Could you print every record below exactly as it appears?
┌──
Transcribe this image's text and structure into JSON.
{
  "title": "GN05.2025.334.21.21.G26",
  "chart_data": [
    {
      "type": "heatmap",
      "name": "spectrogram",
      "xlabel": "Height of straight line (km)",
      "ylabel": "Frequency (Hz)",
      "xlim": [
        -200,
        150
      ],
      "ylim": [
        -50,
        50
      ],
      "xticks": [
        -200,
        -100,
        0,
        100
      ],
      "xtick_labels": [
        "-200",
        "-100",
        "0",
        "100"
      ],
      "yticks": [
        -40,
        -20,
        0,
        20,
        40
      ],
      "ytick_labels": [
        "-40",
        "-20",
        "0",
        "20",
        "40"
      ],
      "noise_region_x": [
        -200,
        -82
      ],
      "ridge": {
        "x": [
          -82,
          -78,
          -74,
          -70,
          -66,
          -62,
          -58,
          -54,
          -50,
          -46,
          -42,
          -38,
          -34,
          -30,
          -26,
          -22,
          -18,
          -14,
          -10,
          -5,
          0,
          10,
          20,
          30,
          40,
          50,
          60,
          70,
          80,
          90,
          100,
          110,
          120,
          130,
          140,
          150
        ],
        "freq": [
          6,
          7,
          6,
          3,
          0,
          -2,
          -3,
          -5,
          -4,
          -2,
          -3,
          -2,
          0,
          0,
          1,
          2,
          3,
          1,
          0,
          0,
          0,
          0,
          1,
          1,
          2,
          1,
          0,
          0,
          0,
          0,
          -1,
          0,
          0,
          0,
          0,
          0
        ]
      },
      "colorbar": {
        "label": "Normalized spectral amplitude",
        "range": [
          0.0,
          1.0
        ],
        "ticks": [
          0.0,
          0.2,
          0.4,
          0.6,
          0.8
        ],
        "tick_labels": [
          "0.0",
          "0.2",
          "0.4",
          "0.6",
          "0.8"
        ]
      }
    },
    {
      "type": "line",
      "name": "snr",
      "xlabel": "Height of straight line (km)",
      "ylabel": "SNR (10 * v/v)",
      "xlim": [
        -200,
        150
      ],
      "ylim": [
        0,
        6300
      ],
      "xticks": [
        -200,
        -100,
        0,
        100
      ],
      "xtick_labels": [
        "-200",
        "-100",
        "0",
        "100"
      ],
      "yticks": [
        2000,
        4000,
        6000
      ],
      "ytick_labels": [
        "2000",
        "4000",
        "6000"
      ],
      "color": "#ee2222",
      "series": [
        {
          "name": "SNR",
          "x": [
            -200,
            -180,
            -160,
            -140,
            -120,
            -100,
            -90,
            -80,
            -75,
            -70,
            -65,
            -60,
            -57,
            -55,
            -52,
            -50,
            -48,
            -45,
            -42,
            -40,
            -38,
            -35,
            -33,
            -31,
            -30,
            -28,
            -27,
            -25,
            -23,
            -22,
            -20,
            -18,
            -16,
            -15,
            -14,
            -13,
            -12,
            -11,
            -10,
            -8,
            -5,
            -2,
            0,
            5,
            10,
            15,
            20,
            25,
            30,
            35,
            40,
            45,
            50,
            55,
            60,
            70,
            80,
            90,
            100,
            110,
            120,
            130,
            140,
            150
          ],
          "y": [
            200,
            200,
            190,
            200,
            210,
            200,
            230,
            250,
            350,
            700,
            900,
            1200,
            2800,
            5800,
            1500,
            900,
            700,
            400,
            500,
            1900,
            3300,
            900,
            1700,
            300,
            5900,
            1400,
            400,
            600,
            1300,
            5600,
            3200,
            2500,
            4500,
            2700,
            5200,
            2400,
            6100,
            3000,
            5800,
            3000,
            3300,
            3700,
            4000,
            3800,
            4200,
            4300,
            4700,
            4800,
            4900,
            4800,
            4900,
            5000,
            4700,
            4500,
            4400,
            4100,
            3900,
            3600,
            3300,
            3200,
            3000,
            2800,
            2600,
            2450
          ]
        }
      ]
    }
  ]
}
└──
§ RIGHT ANSWER
Transcribe this image's text and structure into JSON.
{
  "title": "GN05.2025.334.21.21.G26",
  "chart_data": [
    {
      "type": "heatmap",
      "name": "spectrogram",
      "xlabel": "Height of straight line (km)",
      "ylabel": "Frequency (Hz)",
      "xlim": [
        -200,
        150
      ],
      "ylim": [
        -50,
        50
      ],
      "xticks": [
        -200,
        -100,
        0,
        100
      ],
      "xtick_labels": [
        "-200",
        "-100",
        "0",
        "100"
      ],
      "yticks": [
        -40,
        -20,
        0,
        20,
        40
      ],
      "ytick_labels": [
        "-40",
        "-20",
        "0",
        "20",
        "40"
      ],
      "noise_region_x": [
        -200,
        -82
      ],
      "ridge": {
        "x": [
          -82,
          -78,
          -74,
          -70,
          -66,
          -62,
          -58,
          -54,
          -50,
          -46,
          -42,
          -38,
          -34,
          -30,
          -26,
          -22,
          -18,
          -14,
          -10,
          -5,
          0,
          10,
          20,
          30,
          40,
          50,
          60,
          70,
          80,
          90,
          100,
          110,
          120,
          130,
          140,
          150
        ],
        "freq": [
          6,
          7,
          6,
          3,
          0,
          -2,
          -3,
          -5,
          -4,
          -2,
          -3,
          -2,
          0,
          0,
          1,
          2,
          3,
          1,
          0,
          0,
          0,
          0,
          1,
          1,
          2,
          1,
          0,
          0,
          0,
          0,
          -1,
          0,
          0,
          0,
          0,
          0
        ]
      },
      "colorbar": {
        "label": "Normalized spectral amplitude",
        "range": [
          0.0,
          1.0
        ],
        "ticks": [
          0.0,
          0.2,
          0.4,
          0.6,
          0.8
        ],
        "tick_labels": [
          "0.0",
          "0.2",
          "0.4",
          "0.6",
          "0.8"
        ]
      }
    },
    {
      "type": "line",
      "name": "snr",
      "xlabel": "Height of straight line (km)",
      "ylabel": "SNR (10 * v/v)",
      "xlim": [
        -200,
        150
      ],
      "ylim": [
        0,
        6300
      ],
      "xticks": [
        -200,
        -100,
        0,
        100
      ],
      "xtick_labels": [
        "-200",
        "-100",
        "0",
        "100"
      ],
      "yticks": [
        2000,
        4000,
        6000
      ],
      "ytick_labels": [
        "2000",
        "4000",
        "6000"
      ],
      "color": "#ee2222",
      "series": [
        {
          "name": "SNR",
          "x": [
            -200,
            -180,
            -160,
            -140,
            -120,
            -100,
            -90,
            -80,
            -75,
            -70,
            -65,
            -60,
            -57,
            -55,
            -52,
            -50,
            -48,
            -45,
            -42,
            -40,
            -38,
            -35,
            -33,
            -31,
            -30,
            -28,
            -27,
            -25,
            -23,
            -22,
            -20,
            -18,
            -16,
            -15,
            -14,
            -13,
            -12,
            -11,
            -10,
            -8,
            -5,
            -2,
            0,
            5,
            10,
            15,
            20,
            25,
            30,
            35,
            40,
            45,
            50,
            55,
            60,
            70,
            80,
            90,
            100,
            110,
            120,
            130,
            140,
            150
          ],
          "y": [
            200,
            200,
            190,
            200,
            210,
            200,
            230,
            250,
            350,
            700,
            900,
            1200,
            2800,
            5800,
            1500,
            900,
            700,
            400,
            500,
            1900,
            3300,
            900,
            1700,
            300,
            5900,
            1400,
            400,
            600,
            1300,
            5600,
            3200,
            2500,
            4500,
            2700,
            5200,
            2400,
            6100,
            3000,
            5800,
            3000,
            3300,
            3700,
            4000,
            3800,
            4200,
            4300,
            4700,
            4800,
            4900,
            4800,
            4900,
            5000,
            4700,
            4500,
            4400,
            4100,
            3900,
            3600,
            3300,
            3200,
            3000,
            2800,
            2600,
            2450
          ]
        }
      ]
    }
  ]
}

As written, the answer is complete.